## begin SUPPLIED PASSAGE

Eight Voices, Sixteen More Saws Each
Each Swarm runs an 8-voice oscillator that layers up to 16 additional detuned saws on top of those voices, so a single Swarm can stack as many as 24 sawtooth layers before the second Swarm engages at all. Running both Swarms together doubles that stack, giving one held note or chord access to a dense, continuously detuned sawtooth mass rather than a fixed handful of unison voices.
Each Swarm carries its own multimode filter — 2-pole or 4-pole, switchable between low-pass, band-pass, and high-pass slopes, with keytracking available — so the two Swarms can be shaped into different tonal ranges instead of sharing one filter across the whole patch.
Polyphony runs up to eight voices, with mono, unison, and poly-unison assignment modes available alongside standard polyphonic play, so one patch can switch between a monophonic lead and a stacked unison chord without reloading a different preset.
The instrument is fixed at two Swarms — there’s no third oscillator bank to add within one instance, so a layered sound built from three or more detuned stacks needs a second loaded instance instead of an additional slot in the same window. Producers building dense supersaw leads or pads from a single instance get direct use from stacking both Swarms at once; producers who only need one clean sawtooth voice per note are running the instrument well under its built-in stacking capacity.
Corners That Blend Instead of Snap
The Morpher is a 4-corner XY pad, with each corner capable of capturing a full patch state — every oscillator, filter, envelope, and effects setting at the moment of capture. Dragging or clicking anywhere inside the pad interpolates continuously between whichever corners are nearest, rather than snapping between four fixed presets.
Interpolation between captured states runs without audible clicks or pops during the crossfade, so a live XY drag through the pad produces a continuous timbral sweep instead of a stepped transition between settings. A dice icon beneath the pad generates a new random patch state on demand, which can then be captured into any of the four corners.

## end SUPPLIED PASSAGE
## begin RAW RECORDS

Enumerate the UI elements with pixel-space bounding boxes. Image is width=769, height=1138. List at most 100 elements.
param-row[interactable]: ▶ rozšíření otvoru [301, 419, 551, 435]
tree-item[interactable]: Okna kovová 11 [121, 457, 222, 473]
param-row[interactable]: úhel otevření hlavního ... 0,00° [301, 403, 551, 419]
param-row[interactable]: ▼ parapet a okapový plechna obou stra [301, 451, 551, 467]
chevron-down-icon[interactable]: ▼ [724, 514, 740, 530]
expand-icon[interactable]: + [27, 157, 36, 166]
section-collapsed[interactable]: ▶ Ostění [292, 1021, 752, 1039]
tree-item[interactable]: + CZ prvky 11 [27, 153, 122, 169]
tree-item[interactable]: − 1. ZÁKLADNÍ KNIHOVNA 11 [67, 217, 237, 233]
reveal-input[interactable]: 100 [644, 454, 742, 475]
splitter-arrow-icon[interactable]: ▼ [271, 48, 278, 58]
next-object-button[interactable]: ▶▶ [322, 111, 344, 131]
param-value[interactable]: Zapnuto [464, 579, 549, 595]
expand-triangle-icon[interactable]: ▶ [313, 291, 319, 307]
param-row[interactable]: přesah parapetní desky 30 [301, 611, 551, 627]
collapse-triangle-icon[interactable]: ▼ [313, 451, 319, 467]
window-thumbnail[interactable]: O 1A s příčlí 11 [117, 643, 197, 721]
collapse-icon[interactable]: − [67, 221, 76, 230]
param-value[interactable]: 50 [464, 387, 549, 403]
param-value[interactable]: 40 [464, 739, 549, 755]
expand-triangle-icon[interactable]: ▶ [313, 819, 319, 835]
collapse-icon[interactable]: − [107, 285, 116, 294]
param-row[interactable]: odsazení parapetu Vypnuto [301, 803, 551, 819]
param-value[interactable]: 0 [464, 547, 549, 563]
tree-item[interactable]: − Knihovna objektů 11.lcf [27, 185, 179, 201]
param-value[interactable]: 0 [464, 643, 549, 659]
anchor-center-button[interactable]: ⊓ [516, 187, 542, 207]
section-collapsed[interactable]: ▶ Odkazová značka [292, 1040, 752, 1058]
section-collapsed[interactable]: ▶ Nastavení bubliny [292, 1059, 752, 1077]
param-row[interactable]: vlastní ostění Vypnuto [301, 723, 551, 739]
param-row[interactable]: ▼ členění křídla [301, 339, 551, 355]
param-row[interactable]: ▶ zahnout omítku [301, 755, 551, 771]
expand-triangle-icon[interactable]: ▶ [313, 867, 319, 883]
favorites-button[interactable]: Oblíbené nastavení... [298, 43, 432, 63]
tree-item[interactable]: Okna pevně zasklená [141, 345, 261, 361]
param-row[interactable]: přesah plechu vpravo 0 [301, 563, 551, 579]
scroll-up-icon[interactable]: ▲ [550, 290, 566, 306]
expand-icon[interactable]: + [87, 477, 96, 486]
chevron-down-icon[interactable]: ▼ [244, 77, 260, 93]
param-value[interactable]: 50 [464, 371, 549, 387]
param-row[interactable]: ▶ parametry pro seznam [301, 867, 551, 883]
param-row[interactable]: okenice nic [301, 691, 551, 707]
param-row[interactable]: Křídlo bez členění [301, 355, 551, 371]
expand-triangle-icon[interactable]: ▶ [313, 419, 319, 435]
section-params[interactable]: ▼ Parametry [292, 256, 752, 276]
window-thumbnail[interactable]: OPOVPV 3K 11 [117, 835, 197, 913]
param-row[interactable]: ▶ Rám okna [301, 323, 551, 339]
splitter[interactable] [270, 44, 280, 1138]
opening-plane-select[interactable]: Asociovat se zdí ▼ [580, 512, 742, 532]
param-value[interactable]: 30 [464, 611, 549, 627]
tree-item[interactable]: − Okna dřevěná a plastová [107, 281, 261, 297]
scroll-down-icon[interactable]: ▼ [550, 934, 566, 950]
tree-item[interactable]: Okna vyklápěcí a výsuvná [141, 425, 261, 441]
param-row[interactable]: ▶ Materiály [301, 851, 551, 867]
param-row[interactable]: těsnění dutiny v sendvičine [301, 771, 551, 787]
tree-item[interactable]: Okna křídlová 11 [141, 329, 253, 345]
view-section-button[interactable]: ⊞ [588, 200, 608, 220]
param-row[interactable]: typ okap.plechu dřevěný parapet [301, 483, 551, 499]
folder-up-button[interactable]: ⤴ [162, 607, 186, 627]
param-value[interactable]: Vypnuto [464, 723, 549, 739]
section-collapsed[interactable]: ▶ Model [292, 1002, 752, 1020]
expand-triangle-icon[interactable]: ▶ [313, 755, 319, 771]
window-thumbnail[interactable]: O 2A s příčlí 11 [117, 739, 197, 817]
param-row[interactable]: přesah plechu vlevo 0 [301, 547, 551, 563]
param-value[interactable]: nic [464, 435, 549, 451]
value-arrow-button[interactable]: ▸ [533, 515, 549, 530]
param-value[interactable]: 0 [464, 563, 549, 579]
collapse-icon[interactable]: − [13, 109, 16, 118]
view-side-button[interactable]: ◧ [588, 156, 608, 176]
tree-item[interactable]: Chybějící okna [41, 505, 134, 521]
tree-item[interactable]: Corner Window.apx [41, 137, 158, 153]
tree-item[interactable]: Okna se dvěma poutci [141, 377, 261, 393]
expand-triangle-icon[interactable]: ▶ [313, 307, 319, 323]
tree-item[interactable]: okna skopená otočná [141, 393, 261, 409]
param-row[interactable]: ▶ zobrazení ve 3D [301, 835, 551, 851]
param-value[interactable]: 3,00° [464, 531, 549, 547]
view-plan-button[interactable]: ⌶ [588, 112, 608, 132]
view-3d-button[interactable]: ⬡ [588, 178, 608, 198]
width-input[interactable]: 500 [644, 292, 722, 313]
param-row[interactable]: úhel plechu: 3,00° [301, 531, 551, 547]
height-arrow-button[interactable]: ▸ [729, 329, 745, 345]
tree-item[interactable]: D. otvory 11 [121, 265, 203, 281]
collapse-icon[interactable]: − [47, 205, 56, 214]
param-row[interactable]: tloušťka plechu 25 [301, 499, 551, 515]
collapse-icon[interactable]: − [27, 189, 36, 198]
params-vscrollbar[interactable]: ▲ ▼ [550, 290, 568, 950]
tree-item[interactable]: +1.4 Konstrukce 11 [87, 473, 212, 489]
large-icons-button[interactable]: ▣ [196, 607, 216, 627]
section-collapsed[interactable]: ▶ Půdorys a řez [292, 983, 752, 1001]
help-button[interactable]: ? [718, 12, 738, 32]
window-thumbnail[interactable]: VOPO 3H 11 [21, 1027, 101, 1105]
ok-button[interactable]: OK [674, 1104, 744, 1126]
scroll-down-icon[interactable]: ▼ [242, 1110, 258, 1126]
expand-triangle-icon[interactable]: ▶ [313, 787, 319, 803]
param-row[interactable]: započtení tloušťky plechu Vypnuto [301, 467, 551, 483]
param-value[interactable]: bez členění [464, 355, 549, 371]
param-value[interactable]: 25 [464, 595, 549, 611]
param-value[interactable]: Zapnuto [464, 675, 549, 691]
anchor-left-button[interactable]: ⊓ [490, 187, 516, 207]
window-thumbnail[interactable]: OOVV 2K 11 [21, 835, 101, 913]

## end RAW RECORDS

### THINGS TO DO
• a. Return the passage of the synth description from "The instrument is" up to and including "built-in stacking capacity.".
• b. In the synth description, how many corners does the Morpher XY pad have?
Rely only on the synth description and nothing else.

### SOLUTIONS IN ORDER
• a.
The instrument is fixed at two Swarms — there’s no third oscillator bank to add within one instance, so a layered sound built from three or more detuned stacks needs a second loaded instance instead of an additional slot in the same window. Producers building dense supersaw leads or pads from a single instance get direct use from stacking both Swarms at once; producers who only need one clean sawtooth voice per note are running the instrument well under its built-in stacking capacity.

• b. Four corners.